[Opening Text block section]
She spent the next 15 years destroying derelicts, patrolling regattas, boarding merchant vessels, conducting search and rescue operations and sailing on winter cruises.  Some of her more unique operations included transporting President Howard Taft on 26 April 1912 from the "Recreation Pier" at West 50th Street, New York City, to Governors Island and back for the funeral of President Ulysses S. Grant's son, Major General Frederick Dent Grant.  In September of that same year she received on board Dr. George Styles of the Department of Agriculture, and participated in a study of the bottom of the Potomac River.  On 12 June 1914 she took aboard the Captain Commandant, Captain Commandant Ellsworth P. Bertholf and a "Representative Adamson."

On 5 August 1914 she was assigned to enforce the country's neutrality laws and to board all foreign vessels leaving port.  She was relieved of that duty on 19 March 1915 to resume a regular winter cruise.  On 5 May 1915 she was assigned to the Pan American Financial Congress and President Woodrow Wilson's review of naval forces that took place on 8 May 1915.  She grounded on Bartlett Reef, Long Island Sound and underwent repairs.

The Mohawk was "temporarily" transferred to the operational control of the US Navy after the US declared war on Germany on 6 April 1917.  She retained her Coast Guard crew.  The Mohawk was assigned to New York and patrolled the waters off the entrance to New York Harbor.
[Closing Text block section]
[Opening Entries supplied section]
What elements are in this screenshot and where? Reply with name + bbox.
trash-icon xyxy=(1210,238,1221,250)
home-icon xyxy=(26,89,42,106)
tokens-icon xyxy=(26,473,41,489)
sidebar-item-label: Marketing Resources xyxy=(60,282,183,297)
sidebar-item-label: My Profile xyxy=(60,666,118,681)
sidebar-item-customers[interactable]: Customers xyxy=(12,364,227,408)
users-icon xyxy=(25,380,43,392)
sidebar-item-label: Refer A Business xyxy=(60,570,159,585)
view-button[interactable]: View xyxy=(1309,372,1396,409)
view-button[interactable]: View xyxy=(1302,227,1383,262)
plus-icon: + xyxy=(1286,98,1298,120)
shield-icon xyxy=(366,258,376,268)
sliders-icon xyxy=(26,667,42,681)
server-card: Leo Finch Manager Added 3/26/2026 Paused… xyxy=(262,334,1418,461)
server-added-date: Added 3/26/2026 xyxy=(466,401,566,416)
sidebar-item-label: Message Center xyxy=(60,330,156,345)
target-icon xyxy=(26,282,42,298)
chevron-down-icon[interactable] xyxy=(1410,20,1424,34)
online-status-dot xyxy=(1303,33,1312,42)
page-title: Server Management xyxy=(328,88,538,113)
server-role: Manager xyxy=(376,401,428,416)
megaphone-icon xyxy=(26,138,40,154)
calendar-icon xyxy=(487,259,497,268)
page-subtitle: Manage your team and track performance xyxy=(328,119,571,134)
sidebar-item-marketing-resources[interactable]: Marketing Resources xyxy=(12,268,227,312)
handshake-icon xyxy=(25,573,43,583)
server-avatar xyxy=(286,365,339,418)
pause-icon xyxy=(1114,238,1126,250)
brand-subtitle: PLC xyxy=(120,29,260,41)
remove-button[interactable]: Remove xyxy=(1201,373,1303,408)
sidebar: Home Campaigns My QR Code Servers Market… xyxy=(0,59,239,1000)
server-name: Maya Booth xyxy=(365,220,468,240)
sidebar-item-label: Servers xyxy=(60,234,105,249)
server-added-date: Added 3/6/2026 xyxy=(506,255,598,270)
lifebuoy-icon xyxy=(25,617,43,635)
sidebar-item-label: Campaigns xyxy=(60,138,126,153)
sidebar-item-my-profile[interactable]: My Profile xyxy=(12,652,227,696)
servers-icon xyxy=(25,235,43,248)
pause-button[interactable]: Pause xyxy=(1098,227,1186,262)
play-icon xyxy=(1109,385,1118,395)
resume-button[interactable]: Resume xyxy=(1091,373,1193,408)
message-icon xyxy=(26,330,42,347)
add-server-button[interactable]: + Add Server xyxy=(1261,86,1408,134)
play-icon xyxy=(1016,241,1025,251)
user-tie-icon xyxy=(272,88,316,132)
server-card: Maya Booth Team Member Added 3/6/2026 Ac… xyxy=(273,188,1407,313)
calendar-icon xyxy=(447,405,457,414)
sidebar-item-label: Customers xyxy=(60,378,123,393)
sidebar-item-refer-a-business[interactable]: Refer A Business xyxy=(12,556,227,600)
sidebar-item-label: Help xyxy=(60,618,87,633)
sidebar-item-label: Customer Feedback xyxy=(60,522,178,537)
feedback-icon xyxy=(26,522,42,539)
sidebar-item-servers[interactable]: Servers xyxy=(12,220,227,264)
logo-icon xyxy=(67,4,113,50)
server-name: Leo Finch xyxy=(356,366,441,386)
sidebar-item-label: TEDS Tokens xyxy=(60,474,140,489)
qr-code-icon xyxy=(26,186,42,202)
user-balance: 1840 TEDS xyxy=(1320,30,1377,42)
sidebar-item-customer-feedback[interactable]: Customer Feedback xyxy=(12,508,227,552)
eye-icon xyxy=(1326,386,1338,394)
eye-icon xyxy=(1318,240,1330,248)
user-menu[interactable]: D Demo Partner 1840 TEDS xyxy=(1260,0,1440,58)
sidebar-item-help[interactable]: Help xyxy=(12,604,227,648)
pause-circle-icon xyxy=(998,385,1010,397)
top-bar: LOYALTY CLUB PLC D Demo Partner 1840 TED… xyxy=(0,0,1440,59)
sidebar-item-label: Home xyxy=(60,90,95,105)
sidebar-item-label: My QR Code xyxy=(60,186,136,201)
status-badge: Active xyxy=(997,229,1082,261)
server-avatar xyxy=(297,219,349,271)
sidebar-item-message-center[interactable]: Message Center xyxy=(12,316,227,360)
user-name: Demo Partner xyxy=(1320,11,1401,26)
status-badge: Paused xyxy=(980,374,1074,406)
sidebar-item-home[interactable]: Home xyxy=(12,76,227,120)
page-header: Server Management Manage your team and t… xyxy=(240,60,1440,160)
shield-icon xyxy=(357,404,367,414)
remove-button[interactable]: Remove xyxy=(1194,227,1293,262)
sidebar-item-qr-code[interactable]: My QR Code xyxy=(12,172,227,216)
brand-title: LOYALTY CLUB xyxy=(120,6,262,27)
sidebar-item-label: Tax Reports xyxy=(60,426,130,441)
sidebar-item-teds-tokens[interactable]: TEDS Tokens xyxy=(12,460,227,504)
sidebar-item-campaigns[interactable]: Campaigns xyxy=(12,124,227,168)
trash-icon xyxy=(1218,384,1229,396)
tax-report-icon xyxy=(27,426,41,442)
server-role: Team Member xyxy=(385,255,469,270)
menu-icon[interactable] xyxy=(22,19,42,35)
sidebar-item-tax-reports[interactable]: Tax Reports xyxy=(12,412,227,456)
[Closing Entries supplied section]
● Exercise 1
According to the passage on the Mohawk, why did the ship take President Taft from New York City to Governors Island on 26 April 1912? Answer in one to three sentences.
● Exercise 2
Quote the passage on the Mohawk from "On 5 August" to "and underwent repairs.".
The lines are not needed for any of this.

● Task output 1
The ship took President Taft to Governors Island for the funeral of Major General Frederick Dent Grant, the son of President Ulysses S. Grant. It then brought him back to the "Recreation Pier" at West 50th Street.

● Task output 2
On 5 August 1914 she was assigned to enforce the country's neutrality laws and to board all foreign vessels leaving port.  She was relieved of that duty on 19 March 1915 to resume a regular winter cruise.  On 5 May 1915 she was assigned to the Pan American Financial Congress and President Woodrow Wilson's review of naval forces that took place on 8 May 1915.  She grounded on Bartlett Reef, Long Island Sound and underwent repairs.